— Start Document excerpt —
Last updated on: March 27, 2014 16:21 IST
Discuss your relationship issues with The Love Guru.

Love Guru took questions from you, our readers, today. Here is the unedited transcript of the chat.

The thing about love is that there are no rules.

Which can make things fun... or terribly tricky.

Which is where our very own Love Guru comes in!

Every week Love Guru shares advice on the matters of the heart.

Here's some advice for those in love:


Palash Barma: I'm in love with a girl. I broke off last year because of some reasons after which I reunited with her. I apologized for my mistake and the pain I caused. Recently, she has broken off citing my instance of leaving her. Is it a temporary phase, her revenge or what? I'm at a loss and am going into a depression. Counseling and all has not helped.

Love Guru: Palash, you seem to be in major trauma, my friend. When she broke off with you, she didn't tell you why? You didn't ask why? Have you tried speaking to her, to ask her why? If you feel awkward about talking to her, in this digital age an email should be easy enough? Write to her, but if she doesn't respond there's nothing much you can do about it.


vaishali: There is this guy in my school, he is really nice sweet plus vv good looking, someone said to me that he is a player but I cant stop thinking about him and I think i am in love. He asked me out and I said maybe, what should i do?

Love Guru: vaishali, are you teaching or studying in school? If teaching, I hope the guy is not your student. If you are studying in school, isn't it a little too early to be talking of love etc? Since he's asked you out and you've already said yes, you must follow through


anil: Are there any possibilities that you can fall for your best friend and is it right to do so?

Love Guru: Anil, the heart has its reasons, so sure, you can fall for anyone. Your best friend included, And sometimes one's worst enemy, too


rahul: Hi LG, I broke up with my partner 6 months ago. Now she is getting married to someone else. But I'm still not able to forget her. Do you think I should talk to her once?
— End Document excerpt —
Required work -> Print the part of the Love Guru chat transcript that begins with the words "Last updated on: March" and ends after the words "Guru comes in!", copied exactly. The listing that comes after this text isn't needed.
— Start Stored records —
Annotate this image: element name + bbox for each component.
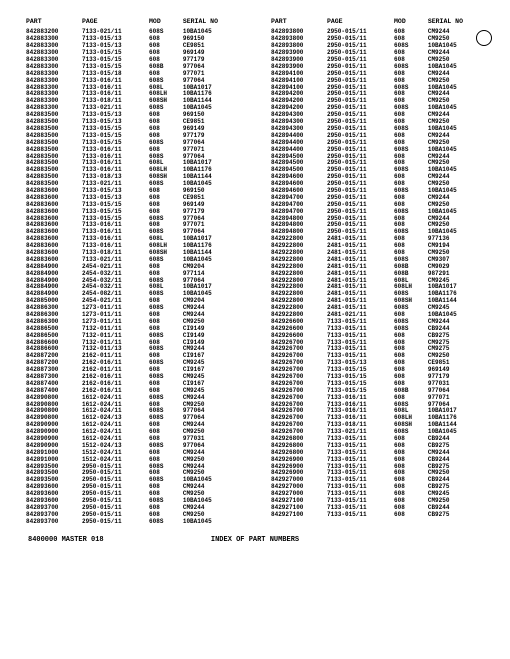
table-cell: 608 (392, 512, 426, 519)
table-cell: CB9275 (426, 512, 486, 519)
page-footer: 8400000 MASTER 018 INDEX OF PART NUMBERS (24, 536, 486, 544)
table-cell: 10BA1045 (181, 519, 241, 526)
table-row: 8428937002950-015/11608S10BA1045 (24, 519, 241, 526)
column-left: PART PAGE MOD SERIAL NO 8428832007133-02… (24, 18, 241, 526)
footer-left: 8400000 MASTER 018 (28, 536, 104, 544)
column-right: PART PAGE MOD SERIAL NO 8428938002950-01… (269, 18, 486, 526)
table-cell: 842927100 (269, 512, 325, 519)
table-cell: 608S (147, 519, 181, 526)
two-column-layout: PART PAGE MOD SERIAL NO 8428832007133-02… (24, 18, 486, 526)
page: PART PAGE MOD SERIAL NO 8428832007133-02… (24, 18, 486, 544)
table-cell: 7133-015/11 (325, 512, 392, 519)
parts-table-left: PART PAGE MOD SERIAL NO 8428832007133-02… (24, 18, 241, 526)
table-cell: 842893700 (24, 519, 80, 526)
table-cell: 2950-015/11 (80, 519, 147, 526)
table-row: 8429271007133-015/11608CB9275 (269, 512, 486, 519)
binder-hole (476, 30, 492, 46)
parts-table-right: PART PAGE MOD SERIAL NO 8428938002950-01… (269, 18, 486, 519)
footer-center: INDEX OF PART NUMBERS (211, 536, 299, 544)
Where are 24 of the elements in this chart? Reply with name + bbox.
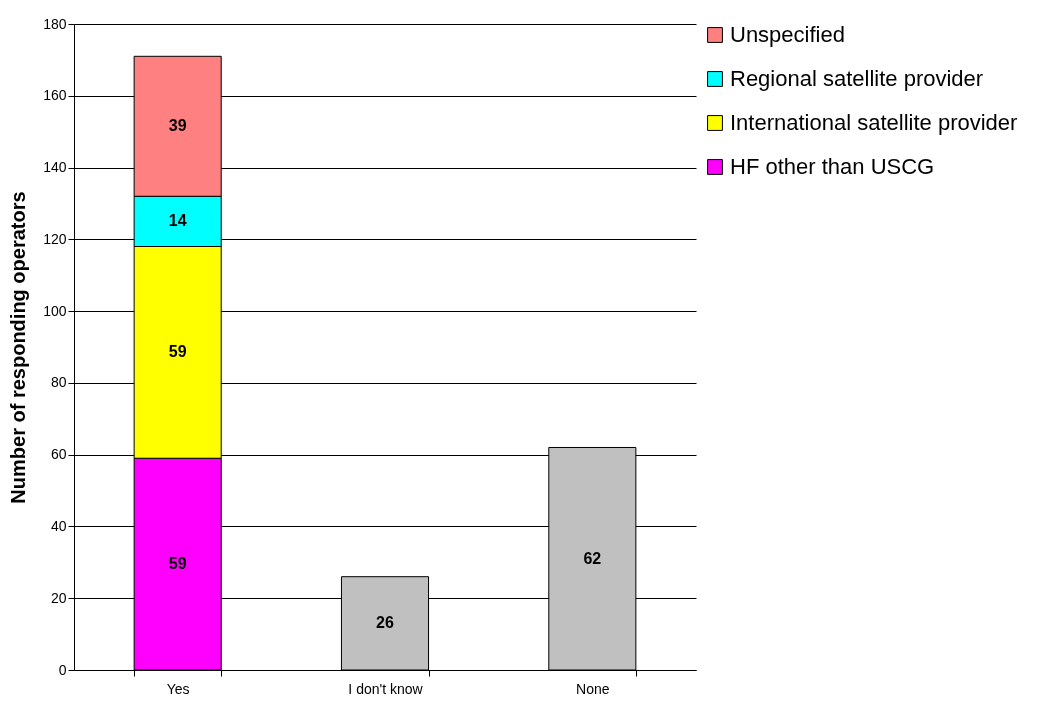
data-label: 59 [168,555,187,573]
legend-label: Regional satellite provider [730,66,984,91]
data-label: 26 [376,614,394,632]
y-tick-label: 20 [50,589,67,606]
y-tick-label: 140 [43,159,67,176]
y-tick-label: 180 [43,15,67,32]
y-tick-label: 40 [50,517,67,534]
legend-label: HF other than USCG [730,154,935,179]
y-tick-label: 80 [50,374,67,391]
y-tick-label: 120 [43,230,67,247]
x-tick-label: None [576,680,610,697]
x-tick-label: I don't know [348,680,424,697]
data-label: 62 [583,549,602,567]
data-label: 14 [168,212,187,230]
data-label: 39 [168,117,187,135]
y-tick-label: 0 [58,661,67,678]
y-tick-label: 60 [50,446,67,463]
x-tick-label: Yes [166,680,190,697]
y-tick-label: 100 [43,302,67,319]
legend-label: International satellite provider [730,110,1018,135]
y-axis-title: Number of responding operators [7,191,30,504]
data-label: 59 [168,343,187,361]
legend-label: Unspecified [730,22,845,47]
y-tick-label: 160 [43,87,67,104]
— End Stored records —
Solution to this problem ->
Last updated on: March 27, 2014 16:21 IST
Discuss your relationship issues with The Love Guru.

Love Guru took questions from you, our readers, today. Here is the unedited transcript of the chat.

The thing about love is that there are no rules.

Which can make things fun... or terribly tricky.

Which is where our very own Love Guru comes in!